■ TASK STATEMENT ■
Copy every line of the material below word for word, leaving out the pictures.

■ Data items ■
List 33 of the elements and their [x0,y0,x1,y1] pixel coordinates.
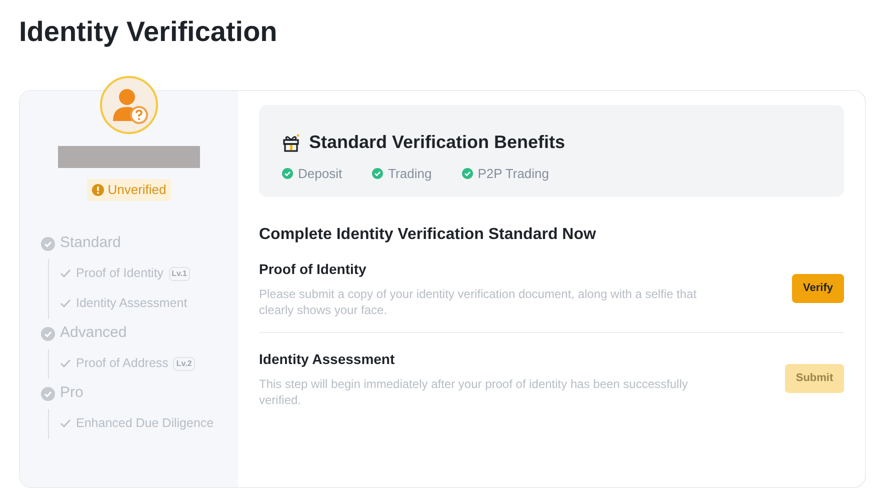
check-circle-icon [41,236,55,250]
benefits-title: Standard Verification Benefits [309,131,566,154]
verify-button[interactable]: Verify [792,274,844,303]
status-text: Unverified [108,181,166,199]
level-label: Advanced [60,323,127,344]
check-icon [60,359,71,368]
step-description: Please submit a copy of your identity verification document, along with a selfie that clearly shows your face. [259,286,698,318]
page-title: Identity Verification [19,15,278,49]
benefit-label: P2P Trading [478,165,549,183]
check-circle-icon [462,168,473,180]
step-label: Identity Assessment [76,295,188,312]
step-label: Proof of Identity [76,265,164,282]
check-icon [60,299,71,308]
gift-icon [281,132,301,152]
check-icon [60,269,71,278]
level-label: Standard [60,233,121,254]
level-badge: Lv.1 [168,266,190,280]
step-title: Proof of Identity [259,260,368,279]
check-circle-icon [372,168,384,180]
check-icon [60,419,71,428]
check-circle-icon [282,168,293,180]
step-title: Identity Assessment [259,350,396,369]
section-title: Complete Identity Verification Standard Now [259,225,597,245]
step-label: Proof of Address [76,355,168,372]
step-label: Enhanced Due Diligence [76,415,214,432]
level-badge: Lv.2 [173,356,195,370]
step-description: This step will begin immediately after your proof of identity has been successfully verified. [259,376,689,408]
check-circle-icon [41,386,55,400]
benefit-label: Trading [388,165,432,183]
check-circle-icon [41,326,55,340]
benefit-label: Deposit [298,165,342,183]
alert-icon [92,184,104,196]
level-label: Pro [60,383,84,404]
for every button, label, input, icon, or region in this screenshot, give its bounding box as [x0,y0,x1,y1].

■ ANSWER ■
List 33 of the elements and their [x0,y0,x1,y1] pixel coordinates.
check-circle-icon [41,236,55,250]
benefits-title: Standard Verification Benefits [309,131,566,154]
verify-button[interactable]: Verify [792,274,844,303]
status-text: Unverified [108,181,166,199]
level-label: Advanced [60,323,127,344]
check-icon [60,359,71,368]
step-description: Please submit a copy of your identity verification document, along with a selfie that clearly shows your face. [259,286,698,318]
page-title: Identity Verification [19,15,278,49]
benefit-label: P2P Trading [478,165,549,183]
check-circle-icon [462,168,473,180]
step-label: Identity Assessment [76,295,188,312]
step-label: Proof of Identity [76,265,164,282]
check-icon [60,299,71,308]
gift-icon [281,132,301,152]
check-icon [60,269,71,278]
level-label: Standard [60,233,121,254]
level-badge: Lv.1 [168,266,190,280]
step-title: Proof of Identity [259,260,368,279]
check-circle-icon [372,168,384,180]
check-icon [60,419,71,428]
check-circle-icon [282,168,293,180]
step-title: Identity Assessment [259,350,396,369]
section-title: Complete Identity Verification Standard Now [259,225,597,245]
step-label: Proof of Address [76,355,168,372]
step-label: Enhanced Due Diligence [76,415,214,432]
level-badge: Lv.2 [173,356,195,370]
step-description: This step will begin immediately after your proof of identity has been successfully verified. [259,376,689,408]
check-circle-icon [41,386,55,400]
benefit-label: Trading [388,165,432,183]
check-circle-icon [41,326,55,340]
benefit-label: Deposit [298,165,342,183]
alert-icon [92,184,104,196]
level-label: Pro [60,383,84,404]
for every button, label, input, icon, or region in this screenshot, give its bounding box as [x0,y0,x1,y1].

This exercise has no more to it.